# Task to complete
Transcribe the material exactly. Images do not belong in the copy.

# Source records
========================
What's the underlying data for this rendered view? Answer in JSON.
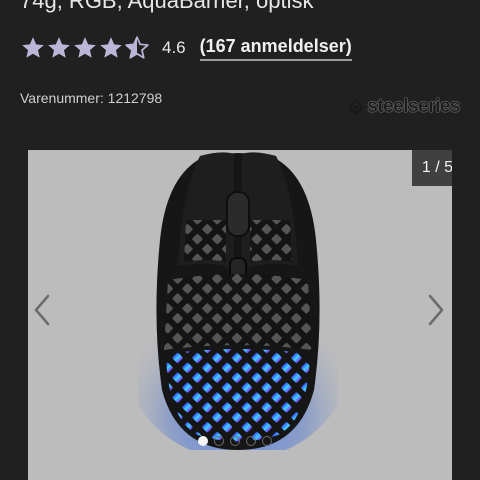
{
  "product": {
    "title_partial": "74g, RGB, AquaBarrier, optisk",
    "rating_value": "4.6",
    "rating_stars": 4.5,
    "reviews_link": "(167 anmeldelser)",
    "sku": "Varenummer: 1212798",
    "brand": "steelseries"
  },
  "gallery": {
    "counter": "1 / 5",
    "slides_total": 5,
    "active_index": 0,
    "prev_icon": "chevron-left-icon",
    "next_icon": "chevron-right-icon"
  },
  "colors": {
    "background": "#202020",
    "star_fill": "#b9b6d8",
    "gallery_bg": "#bcbcbc"
  }
}
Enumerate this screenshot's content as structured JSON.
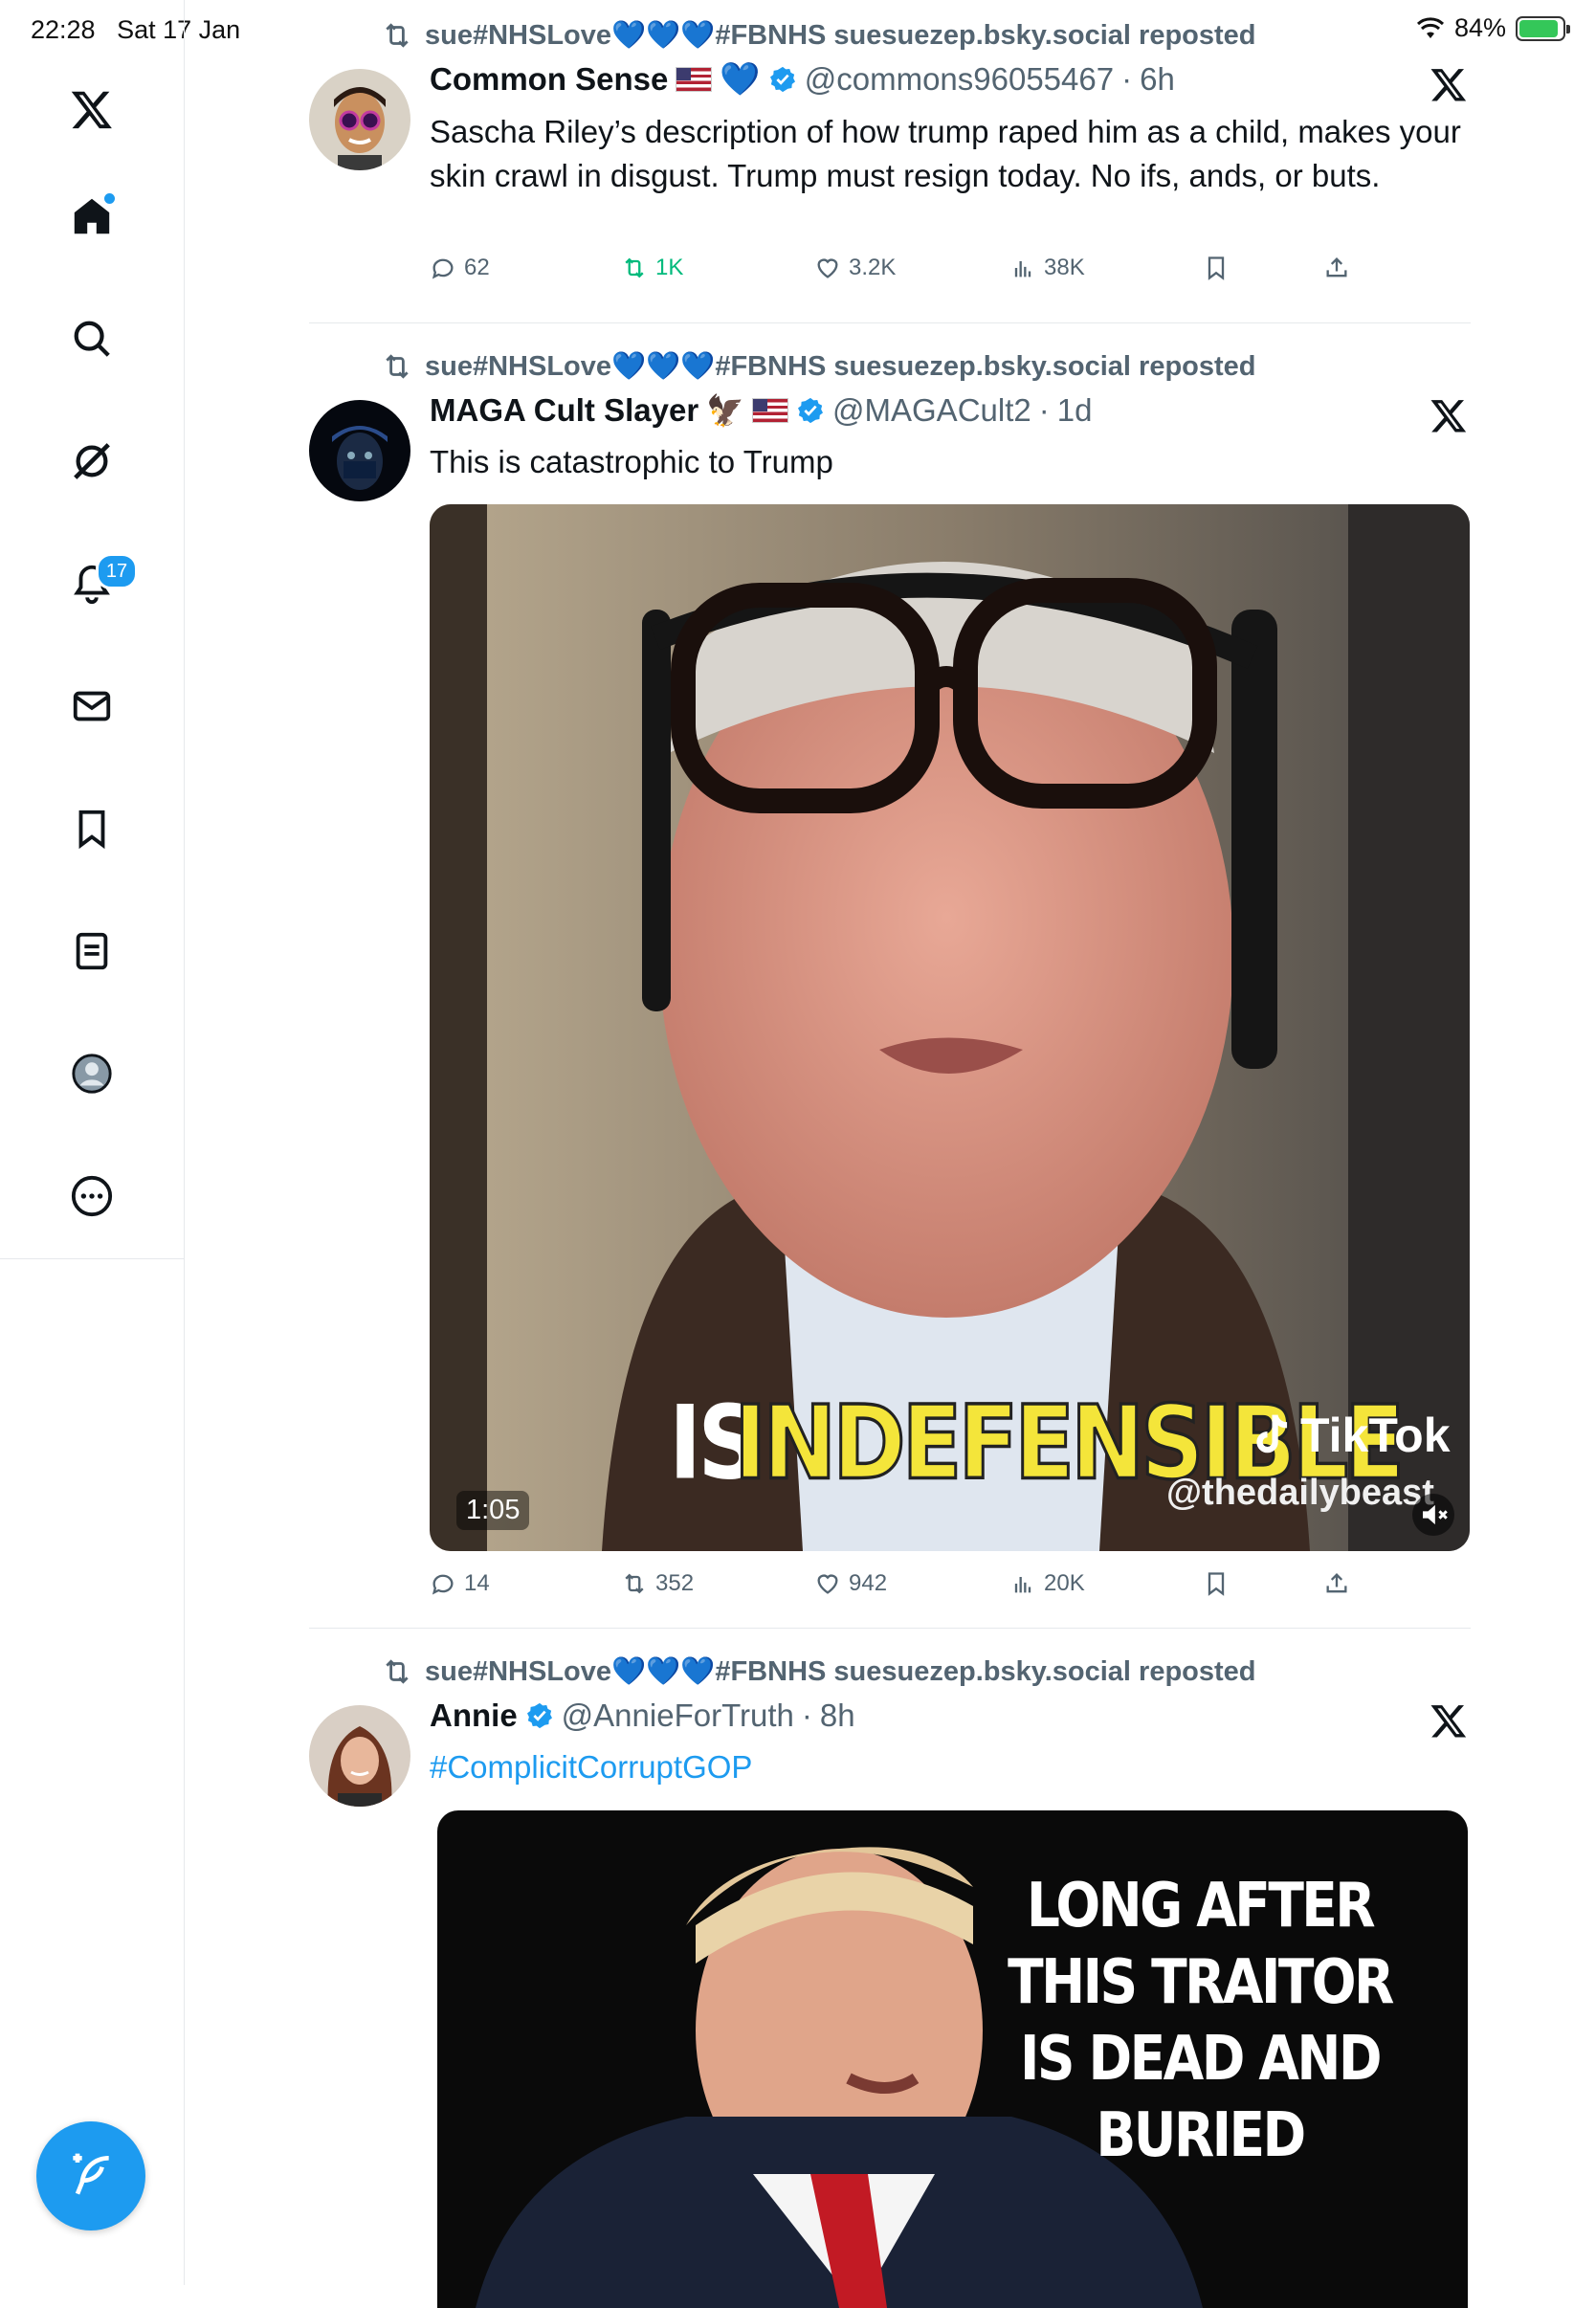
{
  "status_bar": {
    "time": "22:28",
    "date": "Sat 17 Jan",
    "battery": "84%"
  },
  "sidebar": {
    "items": [
      {
        "name": "home",
        "label": "Home"
      },
      {
        "name": "explore",
        "label": "Explore"
      },
      {
        "name": "grok",
        "label": "Grok"
      },
      {
        "name": "notifications",
        "label": "Notifications",
        "badge": "17"
      },
      {
        "name": "messages",
        "label": "Messages"
      },
      {
        "name": "bookmarks",
        "label": "Bookmarks"
      },
      {
        "name": "lists",
        "label": "Lists"
      },
      {
        "name": "profile",
        "label": "Profile"
      },
      {
        "name": "more",
        "label": "More"
      }
    ],
    "compose_label": "Post"
  },
  "tweets": [
    {
      "repost_text": "sue#NHSLove💙💙💙#FBNHS suesuezep.bsky.social reposted",
      "name": "Common Sense",
      "handle": "@commons96055467",
      "sep": "·",
      "time": "6h",
      "text": "Sascha Riley’s description of how trump raped him as a child, makes your skin crawl in disgust. Trump must resign today. No ifs, ands, or buts.",
      "replies": "62",
      "reposts": "1K",
      "likes": "3.2K",
      "views": "38K"
    },
    {
      "repost_text": "sue#NHSLove💙💙💙#FBNHS suesuezep.bsky.social reposted",
      "name": "MAGA Cult Slayer",
      "handle": "@MAGACult2",
      "sep": "·",
      "time": "1d",
      "text": "This is catastrophic to Trump",
      "video": {
        "duration": "1:05",
        "caption_is": "IS",
        "caption_main": "INDEFENSIBLE",
        "tiktok_label": "TikTok",
        "tiktok_handle": "@thedailybeast"
      },
      "replies": "14",
      "reposts": "352",
      "likes": "942",
      "views": "20K"
    },
    {
      "repost_text": "sue#NHSLove💙💙💙#FBNHS suesuezep.bsky.social reposted",
      "name": "Annie",
      "handle": "@AnnieForTruth",
      "sep": "·",
      "time": "8h",
      "text": "#ComplicitCorruptGOP",
      "image_text": "LONG AFTER THIS TRAITOR IS DEAD AND BURIED"
    }
  ],
  "colors": {
    "accent": "#1d9bf0",
    "secondary_text": "#536471",
    "repost_green": "#00ba7c"
  }
}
========================
# Output for this exercise
What's the underlying data for this rendered view? Answer in JSON.
{
  "product": {
    "title_partial": "74g, RGB, AquaBarrier, optisk",
    "rating_value": "4.6",
    "rating_stars": 4.5,
    "reviews_link": "(167 anmeldelser)",
    "sku": "Varenummer: 1212798",
    "brand": "steelseries"
  },
  "gallery": {
    "counter": "1 / 5",
    "slides_total": 5,
    "active_index": 0,
    "prev_icon": "chevron-left-icon",
    "next_icon": "chevron-right-icon"
  },
  "colors": {
    "background": "#202020",
    "star_fill": "#b9b6d8",
    "gallery_bg": "#bcbcbc"
  }
}
Enumerate this screenshot's content as structured JSON.
{
  "status_bar": {
    "time": "22:28",
    "date": "Sat 17 Jan",
    "battery": "84%"
  },
  "sidebar": {
    "items": [
      {
        "name": "home",
        "label": "Home"
      },
      {
        "name": "explore",
        "label": "Explore"
      },
      {
        "name": "grok",
        "label": "Grok"
      },
      {
        "name": "notifications",
        "label": "Notifications",
        "badge": "17"
      },
      {
        "name": "messages",
        "label": "Messages"
      },
      {
        "name": "bookmarks",
        "label": "Bookmarks"
      },
      {
        "name": "lists",
        "label": "Lists"
      },
      {
        "name": "profile",
        "label": "Profile"
      },
      {
        "name": "more",
        "label": "More"
      }
    ],
    "compose_label": "Post"
  },
  "tweets": [
    {
      "repost_text": "sue#NHSLove💙💙💙#FBNHS suesuezep.bsky.social reposted",
      "name": "Common Sense",
      "handle": "@commons96055467",
      "sep": "·",
      "time": "6h",
      "text": "Sascha Riley’s description of how trump raped him as a child, makes your skin crawl in disgust. Trump must resign today. No ifs, ands, or buts.",
      "replies": "62",
      "reposts": "1K",
      "likes": "3.2K",
      "views": "38K"
    },
    {
      "repost_text": "sue#NHSLove💙💙💙#FBNHS suesuezep.bsky.social reposted",
      "name": "MAGA Cult Slayer",
      "handle": "@MAGACult2",
      "sep": "·",
      "time": "1d",
      "text": "This is catastrophic to Trump",
      "video": {
        "duration": "1:05",
        "caption_is": "IS",
        "caption_main": "INDEFENSIBLE",
        "tiktok_label": "TikTok",
        "tiktok_handle": "@thedailybeast"
      },
      "replies": "14",
      "reposts": "352",
      "likes": "942",
      "views": "20K"
    },
    {
      "repost_text": "sue#NHSLove💙💙💙#FBNHS suesuezep.bsky.social reposted",
      "name": "Annie",
      "handle": "@AnnieForTruth",
      "sep": "·",
      "time": "8h",
      "text": "#ComplicitCorruptGOP",
      "image_text": "LONG AFTER THIS TRAITOR IS DEAD AND BURIED"
    }
  ],
  "colors": {
    "accent": "#1d9bf0",
    "secondary_text": "#536471",
    "repost_green": "#00ba7c"
  }
}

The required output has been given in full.